- _Material for the task_:
────

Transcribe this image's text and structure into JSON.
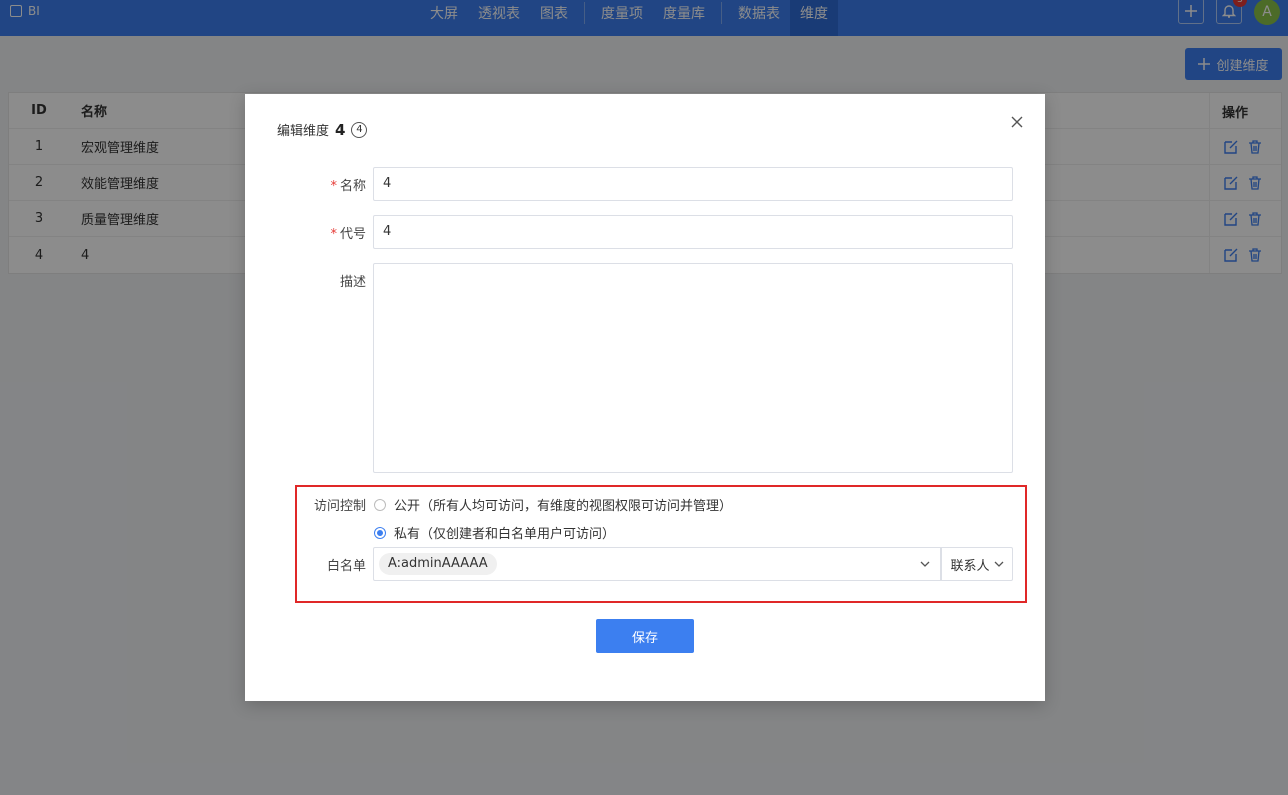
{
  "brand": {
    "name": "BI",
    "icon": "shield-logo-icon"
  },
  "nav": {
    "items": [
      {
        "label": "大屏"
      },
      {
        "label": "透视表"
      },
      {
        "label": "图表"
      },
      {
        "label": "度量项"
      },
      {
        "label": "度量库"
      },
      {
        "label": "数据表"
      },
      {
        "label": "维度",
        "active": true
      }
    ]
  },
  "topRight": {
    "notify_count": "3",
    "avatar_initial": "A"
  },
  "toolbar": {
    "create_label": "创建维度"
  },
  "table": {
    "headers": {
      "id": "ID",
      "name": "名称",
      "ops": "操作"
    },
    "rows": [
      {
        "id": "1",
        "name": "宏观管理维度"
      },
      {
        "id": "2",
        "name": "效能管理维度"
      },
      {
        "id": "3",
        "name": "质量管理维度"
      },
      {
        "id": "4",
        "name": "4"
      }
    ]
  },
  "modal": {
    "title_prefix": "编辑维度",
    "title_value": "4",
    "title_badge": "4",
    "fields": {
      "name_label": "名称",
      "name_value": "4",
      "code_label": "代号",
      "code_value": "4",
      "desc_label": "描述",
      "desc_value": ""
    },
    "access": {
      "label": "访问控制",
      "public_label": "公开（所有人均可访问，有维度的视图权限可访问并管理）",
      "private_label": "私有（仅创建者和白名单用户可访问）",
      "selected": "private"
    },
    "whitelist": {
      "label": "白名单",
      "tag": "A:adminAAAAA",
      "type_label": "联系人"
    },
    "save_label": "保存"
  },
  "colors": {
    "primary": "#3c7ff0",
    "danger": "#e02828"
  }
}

────

- _Exercise requirements_: Transcribe the listing above verbatim. Omit the pictures.

- _Complete answer_:
Transcribe this image's text and structure into JSON.
{
  "brand": {
    "name": "BI",
    "icon": "shield-logo-icon"
  },
  "nav": {
    "items": [
      {
        "label": "大屏"
      },
      {
        "label": "透视表"
      },
      {
        "label": "图表"
      },
      {
        "label": "度量项"
      },
      {
        "label": "度量库"
      },
      {
        "label": "数据表"
      },
      {
        "label": "维度",
        "active": true
      }
    ]
  },
  "topRight": {
    "notify_count": "3",
    "avatar_initial": "A"
  },
  "toolbar": {
    "create_label": "创建维度"
  },
  "table": {
    "headers": {
      "id": "ID",
      "name": "名称",
      "ops": "操作"
    },
    "rows": [
      {
        "id": "1",
        "name": "宏观管理维度"
      },
      {
        "id": "2",
        "name": "效能管理维度"
      },
      {
        "id": "3",
        "name": "质量管理维度"
      },
      {
        "id": "4",
        "name": "4"
      }
    ]
  },
  "modal": {
    "title_prefix": "编辑维度",
    "title_value": "4",
    "title_badge": "4",
    "fields": {
      "name_label": "名称",
      "name_value": "4",
      "code_label": "代号",
      "code_value": "4",
      "desc_label": "描述",
      "desc_value": ""
    },
    "access": {
      "label": "访问控制",
      "public_label": "公开（所有人均可访问，有维度的视图权限可访问并管理）",
      "private_label": "私有（仅创建者和白名单用户可访问）",
      "selected": "private"
    },
    "whitelist": {
      "label": "白名单",
      "tag": "A:adminAAAAA",
      "type_label": "联系人"
    },
    "save_label": "保存"
  },
  "colors": {
    "primary": "#3c7ff0",
    "danger": "#e02828"
  }
}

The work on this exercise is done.